Task | Filter out everything except lines holding "this".

────────────────────────────────────────

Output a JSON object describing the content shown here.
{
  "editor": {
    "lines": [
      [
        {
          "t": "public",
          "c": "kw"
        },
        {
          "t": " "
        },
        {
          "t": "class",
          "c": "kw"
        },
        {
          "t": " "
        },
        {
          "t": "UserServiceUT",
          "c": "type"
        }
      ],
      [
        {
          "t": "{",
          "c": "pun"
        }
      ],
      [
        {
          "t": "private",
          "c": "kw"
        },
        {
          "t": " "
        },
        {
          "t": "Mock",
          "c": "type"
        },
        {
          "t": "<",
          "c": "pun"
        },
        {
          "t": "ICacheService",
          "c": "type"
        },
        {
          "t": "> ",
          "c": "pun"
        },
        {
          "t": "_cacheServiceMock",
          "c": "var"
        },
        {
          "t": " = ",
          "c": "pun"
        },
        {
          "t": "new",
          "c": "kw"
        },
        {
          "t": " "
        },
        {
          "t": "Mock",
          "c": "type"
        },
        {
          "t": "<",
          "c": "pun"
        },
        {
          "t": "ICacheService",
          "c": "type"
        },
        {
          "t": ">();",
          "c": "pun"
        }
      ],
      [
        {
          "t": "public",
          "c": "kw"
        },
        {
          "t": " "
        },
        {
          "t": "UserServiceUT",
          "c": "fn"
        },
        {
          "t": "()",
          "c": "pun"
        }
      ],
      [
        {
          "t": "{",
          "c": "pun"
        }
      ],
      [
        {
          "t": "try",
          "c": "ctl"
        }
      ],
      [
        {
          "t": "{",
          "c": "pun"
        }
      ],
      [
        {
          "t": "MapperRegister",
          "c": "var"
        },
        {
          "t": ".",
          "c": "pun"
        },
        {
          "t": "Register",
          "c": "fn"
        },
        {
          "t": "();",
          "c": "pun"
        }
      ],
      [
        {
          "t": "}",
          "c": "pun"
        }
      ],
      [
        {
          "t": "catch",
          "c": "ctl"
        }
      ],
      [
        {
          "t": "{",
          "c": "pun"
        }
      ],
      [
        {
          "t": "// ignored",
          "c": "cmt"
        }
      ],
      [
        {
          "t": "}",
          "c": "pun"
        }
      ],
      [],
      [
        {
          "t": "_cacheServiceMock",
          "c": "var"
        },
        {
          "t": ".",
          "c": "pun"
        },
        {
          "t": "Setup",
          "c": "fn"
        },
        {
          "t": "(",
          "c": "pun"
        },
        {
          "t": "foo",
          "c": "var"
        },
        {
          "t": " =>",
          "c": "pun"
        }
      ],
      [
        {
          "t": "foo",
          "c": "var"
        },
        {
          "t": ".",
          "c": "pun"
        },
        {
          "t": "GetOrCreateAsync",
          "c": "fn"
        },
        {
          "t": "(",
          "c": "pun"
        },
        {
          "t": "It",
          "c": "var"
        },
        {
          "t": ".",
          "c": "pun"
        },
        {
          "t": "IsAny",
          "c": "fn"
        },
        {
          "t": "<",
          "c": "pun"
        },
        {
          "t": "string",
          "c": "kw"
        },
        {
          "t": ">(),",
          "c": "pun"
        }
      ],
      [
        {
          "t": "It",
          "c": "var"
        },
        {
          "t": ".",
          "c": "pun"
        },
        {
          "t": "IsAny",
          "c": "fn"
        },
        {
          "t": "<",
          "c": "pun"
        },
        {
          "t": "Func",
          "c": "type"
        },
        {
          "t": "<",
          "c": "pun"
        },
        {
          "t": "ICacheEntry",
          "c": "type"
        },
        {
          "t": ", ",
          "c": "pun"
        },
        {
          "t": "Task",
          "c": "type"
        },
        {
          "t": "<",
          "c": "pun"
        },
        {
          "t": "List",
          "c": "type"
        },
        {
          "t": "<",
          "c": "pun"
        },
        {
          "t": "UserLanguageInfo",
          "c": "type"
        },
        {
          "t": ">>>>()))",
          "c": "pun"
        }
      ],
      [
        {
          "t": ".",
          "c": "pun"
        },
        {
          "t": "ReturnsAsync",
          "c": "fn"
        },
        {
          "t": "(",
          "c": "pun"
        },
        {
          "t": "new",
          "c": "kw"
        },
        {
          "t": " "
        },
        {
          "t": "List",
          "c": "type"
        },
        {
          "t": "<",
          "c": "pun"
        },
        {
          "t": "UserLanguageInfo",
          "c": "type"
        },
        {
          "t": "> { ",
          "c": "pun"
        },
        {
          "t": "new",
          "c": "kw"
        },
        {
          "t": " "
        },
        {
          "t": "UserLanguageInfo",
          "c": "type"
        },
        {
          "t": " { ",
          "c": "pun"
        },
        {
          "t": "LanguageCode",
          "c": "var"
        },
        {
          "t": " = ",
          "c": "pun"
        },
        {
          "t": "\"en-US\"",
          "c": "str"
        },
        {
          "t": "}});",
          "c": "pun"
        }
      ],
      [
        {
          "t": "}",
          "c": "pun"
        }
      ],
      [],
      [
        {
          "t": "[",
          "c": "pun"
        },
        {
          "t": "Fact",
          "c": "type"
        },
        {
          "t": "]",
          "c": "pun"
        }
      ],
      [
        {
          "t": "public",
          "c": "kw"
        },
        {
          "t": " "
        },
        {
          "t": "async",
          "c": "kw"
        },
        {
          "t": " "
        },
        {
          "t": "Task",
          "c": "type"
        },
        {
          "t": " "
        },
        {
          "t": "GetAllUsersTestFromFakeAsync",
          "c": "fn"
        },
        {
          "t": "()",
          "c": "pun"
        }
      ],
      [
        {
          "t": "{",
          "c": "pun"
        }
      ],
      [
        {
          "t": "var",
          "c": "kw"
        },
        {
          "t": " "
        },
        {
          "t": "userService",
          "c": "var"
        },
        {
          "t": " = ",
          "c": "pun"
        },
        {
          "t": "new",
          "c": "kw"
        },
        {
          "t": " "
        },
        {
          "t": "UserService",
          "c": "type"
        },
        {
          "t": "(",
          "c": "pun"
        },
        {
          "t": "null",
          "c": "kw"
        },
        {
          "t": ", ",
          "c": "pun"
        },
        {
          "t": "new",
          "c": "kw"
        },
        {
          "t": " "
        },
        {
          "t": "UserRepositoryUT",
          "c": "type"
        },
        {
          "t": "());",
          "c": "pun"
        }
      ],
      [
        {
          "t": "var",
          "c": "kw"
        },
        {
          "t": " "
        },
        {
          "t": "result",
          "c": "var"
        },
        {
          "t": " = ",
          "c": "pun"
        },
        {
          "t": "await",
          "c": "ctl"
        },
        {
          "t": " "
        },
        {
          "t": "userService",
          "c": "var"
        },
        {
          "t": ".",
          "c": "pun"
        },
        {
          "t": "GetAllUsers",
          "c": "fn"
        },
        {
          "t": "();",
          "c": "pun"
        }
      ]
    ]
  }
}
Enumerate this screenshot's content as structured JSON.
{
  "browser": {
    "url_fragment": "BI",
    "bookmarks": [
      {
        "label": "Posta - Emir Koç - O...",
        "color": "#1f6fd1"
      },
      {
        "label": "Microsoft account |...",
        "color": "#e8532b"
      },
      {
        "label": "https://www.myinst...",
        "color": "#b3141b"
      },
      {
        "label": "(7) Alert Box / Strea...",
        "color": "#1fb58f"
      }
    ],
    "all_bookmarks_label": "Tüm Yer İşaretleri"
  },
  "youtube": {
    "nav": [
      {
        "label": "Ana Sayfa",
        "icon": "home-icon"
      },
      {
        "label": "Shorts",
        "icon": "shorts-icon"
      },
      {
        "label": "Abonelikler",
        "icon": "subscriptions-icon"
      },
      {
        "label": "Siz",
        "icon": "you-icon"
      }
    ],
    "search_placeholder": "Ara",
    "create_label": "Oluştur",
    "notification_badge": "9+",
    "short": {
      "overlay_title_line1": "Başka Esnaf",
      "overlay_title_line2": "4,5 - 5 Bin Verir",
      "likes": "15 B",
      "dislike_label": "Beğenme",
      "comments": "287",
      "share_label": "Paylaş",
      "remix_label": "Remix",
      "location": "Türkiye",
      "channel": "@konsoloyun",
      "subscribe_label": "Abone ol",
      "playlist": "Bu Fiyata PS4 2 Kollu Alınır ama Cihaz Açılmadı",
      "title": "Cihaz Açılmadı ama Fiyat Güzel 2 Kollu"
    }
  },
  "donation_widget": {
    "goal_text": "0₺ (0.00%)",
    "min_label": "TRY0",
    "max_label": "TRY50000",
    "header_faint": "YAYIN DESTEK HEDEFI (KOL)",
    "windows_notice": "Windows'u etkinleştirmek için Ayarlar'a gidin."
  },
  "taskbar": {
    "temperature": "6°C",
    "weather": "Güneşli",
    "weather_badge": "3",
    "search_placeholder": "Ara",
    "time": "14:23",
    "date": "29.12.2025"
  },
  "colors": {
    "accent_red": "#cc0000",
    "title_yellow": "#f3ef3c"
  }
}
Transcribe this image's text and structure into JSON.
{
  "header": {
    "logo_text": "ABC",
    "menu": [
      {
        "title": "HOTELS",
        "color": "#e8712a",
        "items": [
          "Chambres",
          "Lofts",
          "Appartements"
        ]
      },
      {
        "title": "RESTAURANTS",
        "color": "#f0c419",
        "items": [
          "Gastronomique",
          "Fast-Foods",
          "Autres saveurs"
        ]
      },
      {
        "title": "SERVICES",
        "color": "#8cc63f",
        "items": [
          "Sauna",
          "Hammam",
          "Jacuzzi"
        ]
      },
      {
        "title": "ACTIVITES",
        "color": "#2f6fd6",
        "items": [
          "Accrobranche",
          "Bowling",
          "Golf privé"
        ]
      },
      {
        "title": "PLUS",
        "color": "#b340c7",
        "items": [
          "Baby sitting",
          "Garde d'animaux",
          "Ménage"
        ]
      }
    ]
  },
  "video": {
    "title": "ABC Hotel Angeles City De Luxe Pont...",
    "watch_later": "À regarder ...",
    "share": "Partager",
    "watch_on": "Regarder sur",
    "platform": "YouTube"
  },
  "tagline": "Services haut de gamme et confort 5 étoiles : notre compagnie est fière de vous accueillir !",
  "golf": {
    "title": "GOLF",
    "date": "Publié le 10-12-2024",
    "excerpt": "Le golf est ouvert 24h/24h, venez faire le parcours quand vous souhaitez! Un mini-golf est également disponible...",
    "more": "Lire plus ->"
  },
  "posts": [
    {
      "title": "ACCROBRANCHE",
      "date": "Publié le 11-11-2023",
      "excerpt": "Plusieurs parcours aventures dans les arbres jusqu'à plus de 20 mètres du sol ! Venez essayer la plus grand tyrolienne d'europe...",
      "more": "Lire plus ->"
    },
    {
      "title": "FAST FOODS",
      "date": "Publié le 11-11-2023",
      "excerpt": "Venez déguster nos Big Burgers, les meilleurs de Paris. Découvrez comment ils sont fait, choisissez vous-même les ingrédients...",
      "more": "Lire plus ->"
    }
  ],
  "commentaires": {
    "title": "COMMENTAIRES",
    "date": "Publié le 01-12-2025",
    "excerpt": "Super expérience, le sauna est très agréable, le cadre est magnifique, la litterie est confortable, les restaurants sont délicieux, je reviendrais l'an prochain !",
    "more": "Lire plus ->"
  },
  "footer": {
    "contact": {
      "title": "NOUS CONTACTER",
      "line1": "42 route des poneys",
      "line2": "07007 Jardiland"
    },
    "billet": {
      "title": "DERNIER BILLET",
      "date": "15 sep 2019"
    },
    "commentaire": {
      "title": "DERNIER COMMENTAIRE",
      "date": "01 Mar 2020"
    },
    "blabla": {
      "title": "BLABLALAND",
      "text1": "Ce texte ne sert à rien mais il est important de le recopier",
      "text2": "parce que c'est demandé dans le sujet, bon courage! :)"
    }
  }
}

────────────────────────────────────────

Output below |
Enumerate this screenshot's content as structured JSON.
Transcribe this image's text and structure into JSON.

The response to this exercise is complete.